DATA EXCERPTS:
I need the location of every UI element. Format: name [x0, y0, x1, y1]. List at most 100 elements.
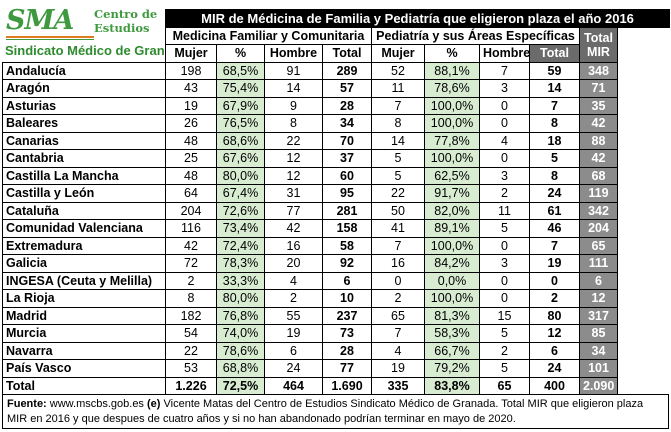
- mfyc-total: 289: [322, 61, 372, 80]
- mfyc-total: 77: [322, 359, 372, 378]
- ped-total: 19: [529, 254, 580, 273]
- region-name: Baleares: [2, 114, 166, 133]
- ped-total: 61: [529, 201, 580, 220]
- logo-centre: Centro de Estudios: [94, 7, 157, 35]
- total-mir: 2.090: [579, 376, 618, 395]
- mfyc-pct: 67,6%: [216, 149, 265, 168]
- total-mir-header: Total MIR: [579, 26, 618, 63]
- mfyc-hombre: 77: [264, 201, 323, 220]
- table-row: Madrid 182 76,8% 55 237 65 81,3% 15 80 3…: [2, 306, 670, 325]
- table-row: La Rioja 8 80,0% 2 10 2 100,0% 0 2 12: [2, 289, 670, 308]
- table-title: MIR de Médicina de Familia y Pediatría q…: [164, 9, 671, 28]
- ped-hombre: 0: [479, 96, 530, 115]
- mfyc-hombre: 19: [264, 324, 323, 343]
- mfyc-hombre: 16: [264, 236, 323, 255]
- ped-hombre: 5: [479, 219, 530, 238]
- table-row: Murcia 54 74,0% 19 73 7 58,3% 5 12 85: [2, 324, 670, 343]
- mfyc-mujer: 48: [165, 131, 217, 150]
- mfyc-hombre: 12: [264, 149, 323, 168]
- mfyc-pct: 72,5%: [216, 376, 265, 395]
- total-mir: 348: [579, 61, 618, 80]
- mfyc-total: 28: [322, 341, 372, 360]
- region-name: Aragón: [2, 79, 166, 98]
- col-hombre: Hombre: [264, 44, 323, 63]
- ped-total: 24: [529, 184, 580, 203]
- ped-pct: 100,0%: [424, 114, 480, 133]
- mfyc-mujer: 72: [165, 254, 217, 273]
- ped-mujer: 41: [371, 219, 425, 238]
- mfyc-pct: 68,6%: [216, 131, 265, 150]
- table-row: Cantabria 25 67,6% 12 37 5 100,0% 0 5 42: [2, 149, 670, 168]
- mfyc-mujer: 8: [165, 289, 217, 308]
- ped-pct: 84,2%: [424, 254, 480, 273]
- ped-total: 59: [529, 61, 580, 80]
- mfyc-mujer: 25: [165, 149, 217, 168]
- mfyc-total: 6: [322, 271, 372, 290]
- ped-total: 12: [529, 324, 580, 343]
- mfyc-pct: 74,0%: [216, 324, 265, 343]
- region-name: Total: [2, 376, 166, 395]
- ped-mujer: 335: [371, 376, 425, 395]
- ped-total: 400: [529, 376, 580, 395]
- ped-group-header: Pediatría y sus Áreas Específicas: [371, 26, 580, 45]
- mfyc-hombre: 8: [264, 114, 323, 133]
- ped-pct: 100,0%: [424, 236, 480, 255]
- total-mir: 85: [579, 324, 618, 343]
- ped-mujer: 11: [371, 79, 425, 98]
- col-mujer: Mujer: [371, 44, 425, 63]
- ped-hombre: 65: [479, 376, 530, 395]
- table-row: País Vasco 53 68,8% 24 77 19 79,2% 5 24 …: [2, 359, 670, 378]
- ped-pct: 77,8%: [424, 131, 480, 150]
- ped-pct: 58,3%: [424, 324, 480, 343]
- mfyc-mujer: 116: [165, 219, 217, 238]
- total-mir: 65: [579, 236, 618, 255]
- mir-table: MIR de Médicina de Familia y Pediatría q…: [2, 9, 671, 395]
- logo-underline: [6, 36, 94, 40]
- sma-logo: SMA Centro de Estudios Sindicato Médico …: [2, 3, 187, 59]
- mfyc-mujer: 22: [165, 341, 217, 360]
- ped-hombre: 3: [479, 166, 530, 185]
- mfyc-pct: 75,4%: [216, 79, 265, 98]
- mfyc-pct: 72,4%: [216, 236, 265, 255]
- ped-mujer: 16: [371, 254, 425, 273]
- ped-pct: 100,0%: [424, 289, 480, 308]
- mfyc-pct: 73,4%: [216, 219, 265, 238]
- logo-spacer: [3, 27, 166, 45]
- mfyc-hombre: 22: [264, 131, 323, 150]
- ped-mujer: 50: [371, 201, 425, 220]
- ped-pct: 81,3%: [424, 306, 480, 325]
- ped-hombre: 11: [479, 201, 530, 220]
- mfyc-mujer: 1.226: [165, 376, 217, 395]
- ped-hombre: 7: [479, 61, 530, 80]
- total-mir: 68: [579, 166, 618, 185]
- region-name: Navarra: [2, 341, 166, 360]
- region-name: Castilla La Mancha: [2, 166, 166, 185]
- mfyc-total: 37: [322, 149, 372, 168]
- ped-hombre: 0: [479, 289, 530, 308]
- ped-hombre: 0: [479, 271, 530, 290]
- region-name: Castilla y León: [2, 184, 166, 203]
- ped-pct: 0,0%: [424, 271, 480, 290]
- column-header-row: Mujer % Hombre Total Mujer % Hombre Tota…: [3, 44, 670, 63]
- logo-centre-line2: Estudios: [94, 21, 150, 35]
- logo-spacer: [3, 10, 166, 28]
- footnote-author-mark: (e): [147, 398, 161, 410]
- ped-total: 24: [529, 359, 580, 378]
- mfyc-pct: 76,5%: [216, 114, 265, 133]
- ped-pct: 62,5%: [424, 166, 480, 185]
- ped-mujer: 5: [371, 166, 425, 185]
- mfyc-hombre: 6: [264, 341, 323, 360]
- total-mir: 342: [579, 201, 618, 220]
- ped-mujer: 8: [371, 114, 425, 133]
- ped-pct: 83,8%: [424, 376, 480, 395]
- ped-pct: 88,1%: [424, 61, 480, 80]
- mfyc-mujer: 182: [165, 306, 217, 325]
- table-row: Castilla La Mancha 48 80,0% 12 60 5 62,5…: [2, 166, 670, 185]
- mfyc-mujer: 204: [165, 201, 217, 220]
- region-name: Asturias: [2, 96, 166, 115]
- ped-hombre: 0: [479, 236, 530, 255]
- mfyc-pct: 76,8%: [216, 306, 265, 325]
- region-name: Madrid: [2, 306, 166, 325]
- col-mujer: Mujer: [165, 44, 217, 63]
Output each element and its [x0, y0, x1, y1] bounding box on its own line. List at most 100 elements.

TASK BRIEF: Please return every line of the listing above verbatim, omitting the pictures.

EXERCISE ANSWER:
I need the location of every UI element. Format: name [x0, y0, x1, y1]. List at most 100 elements.
- mfyc-total: 289: [322, 61, 372, 80]
- mfyc-total: 77: [322, 359, 372, 378]
- ped-total: 19: [529, 254, 580, 273]
- region-name: Baleares: [2, 114, 166, 133]
- ped-total: 61: [529, 201, 580, 220]
- logo-centre: Centro de Estudios: [94, 7, 157, 35]
- total-mir: 2.090: [579, 376, 618, 395]
- mfyc-pct: 67,6%: [216, 149, 265, 168]
- total-mir-header: Total MIR: [579, 26, 618, 63]
- mfyc-hombre: 77: [264, 201, 323, 220]
- table-row: Madrid 182 76,8% 55 237 65 81,3% 15 80 3…: [2, 306, 670, 325]
- table-row: La Rioja 8 80,0% 2 10 2 100,0% 0 2 12: [2, 289, 670, 308]
- table-title: MIR de Médicina de Familia y Pediatría q…: [164, 9, 671, 28]
- ped-hombre: 0: [479, 96, 530, 115]
- mfyc-hombre: 19: [264, 324, 323, 343]
- mfyc-hombre: 16: [264, 236, 323, 255]
- ped-hombre: 5: [479, 219, 530, 238]
- table-row: Murcia 54 74,0% 19 73 7 58,3% 5 12 85: [2, 324, 670, 343]
- mfyc-mujer: 48: [165, 131, 217, 150]
- mfyc-hombre: 12: [264, 149, 323, 168]
- mfyc-pct: 72,5%: [216, 376, 265, 395]
- total-mir: 348: [579, 61, 618, 80]
- mfyc-total: 28: [322, 341, 372, 360]
- region-name: Aragón: [2, 79, 166, 98]
- col-hombre: Hombre: [264, 44, 323, 63]
- ped-total: 24: [529, 184, 580, 203]
- ped-pct: 100,0%: [424, 114, 480, 133]
- mfyc-mujer: 72: [165, 254, 217, 273]
- ped-mujer: 41: [371, 219, 425, 238]
- mfyc-pct: 68,6%: [216, 131, 265, 150]
- table-row: Cantabria 25 67,6% 12 37 5 100,0% 0 5 42: [2, 149, 670, 168]
- mfyc-mujer: 8: [165, 289, 217, 308]
- ped-pct: 84,2%: [424, 254, 480, 273]
- ped-total: 59: [529, 61, 580, 80]
- mfyc-mujer: 25: [165, 149, 217, 168]
- mfyc-total: 6: [322, 271, 372, 290]
- ped-total: 12: [529, 324, 580, 343]
- mfyc-pct: 74,0%: [216, 324, 265, 343]
- region-name: Total: [2, 376, 166, 395]
- ped-mujer: 335: [371, 376, 425, 395]
- ped-total: 400: [529, 376, 580, 395]
- ped-group-header: Pediatría y sus Áreas Específicas: [371, 26, 580, 45]
- mfyc-hombre: 8: [264, 114, 323, 133]
- ped-pct: 100,0%: [424, 236, 480, 255]
- total-mir: 85: [579, 324, 618, 343]
- ped-mujer: 11: [371, 79, 425, 98]
- col-mujer: Mujer: [371, 44, 425, 63]
- ped-hombre: 65: [479, 376, 530, 395]
- table-row: País Vasco 53 68,8% 24 77 19 79,2% 5 24 …: [2, 359, 670, 378]
- ped-pct: 77,8%: [424, 131, 480, 150]
- ped-pct: 58,3%: [424, 324, 480, 343]
- mfyc-mujer: 116: [165, 219, 217, 238]
- total-mir: 65: [579, 236, 618, 255]
- mir-table: MIR de Médicina de Familia y Pediatría q…: [2, 9, 671, 395]
- logo-underline: [6, 36, 94, 40]
- sma-logo: SMA Centro de Estudios Sindicato Médico …: [2, 3, 187, 59]
- mfyc-mujer: 22: [165, 341, 217, 360]
- ped-hombre: 3: [479, 166, 530, 185]
- mfyc-pct: 75,4%: [216, 79, 265, 98]
- mfyc-pct: 72,4%: [216, 236, 265, 255]
- ped-mujer: 16: [371, 254, 425, 273]
- ped-pct: 100,0%: [424, 289, 480, 308]
- mfyc-pct: 73,4%: [216, 219, 265, 238]
- logo-spacer: [3, 27, 166, 45]
- mfyc-hombre: 22: [264, 131, 323, 150]
- ped-mujer: 50: [371, 201, 425, 220]
- ped-pct: 81,3%: [424, 306, 480, 325]
- ped-hombre: 11: [479, 201, 530, 220]
- mfyc-mujer: 1.226: [165, 376, 217, 395]
- ped-hombre: 7: [479, 61, 530, 80]
- total-mir: 68: [579, 166, 618, 185]
- region-name: Navarra: [2, 341, 166, 360]
- region-name: Castilla La Mancha: [2, 166, 166, 185]
- mfyc-total: 37: [322, 149, 372, 168]
- ped-hombre: 0: [479, 289, 530, 308]
- ped-hombre: 0: [479, 271, 530, 290]
- region-name: Castilla y León: [2, 184, 166, 203]
- ped-pct: 0,0%: [424, 271, 480, 290]
- column-header-row: Mujer % Hombre Total Mujer % Hombre Tota…: [3, 44, 670, 63]
- logo-centre-line2: Estudios: [94, 21, 150, 35]
- logo-spacer: [3, 10, 166, 28]
- footnote-author-mark: (e): [147, 398, 161, 410]
- ped-total: 24: [529, 359, 580, 378]
- mfyc-pct: 76,5%: [216, 114, 265, 133]
- ped-pct: 62,5%: [424, 166, 480, 185]
- ped-mujer: 5: [371, 166, 425, 185]
- mfyc-hombre: 6: [264, 341, 323, 360]
- total-mir: 342: [579, 201, 618, 220]
- ped-mujer: 8: [371, 114, 425, 133]
- ped-pct: 83,8%: [424, 376, 480, 395]
- ped-pct: 88,1%: [424, 61, 480, 80]
- mfyc-mujer: 182: [165, 306, 217, 325]
- table-row: Castilla La Mancha 48 80,0% 12 60 5 62,5…: [2, 166, 670, 185]
- mfyc-mujer: 204: [165, 201, 217, 220]
- region-name: Asturias: [2, 96, 166, 115]
- ped-hombre: 0: [479, 236, 530, 255]
- mfyc-pct: 76,8%: [216, 306, 265, 325]
- region-name: Madrid: [2, 306, 166, 325]
- col-mujer: Mujer: [165, 44, 217, 63]
Output each element and its [x0, y0, x1, y1] bounding box on its own line. List at most 100 elements.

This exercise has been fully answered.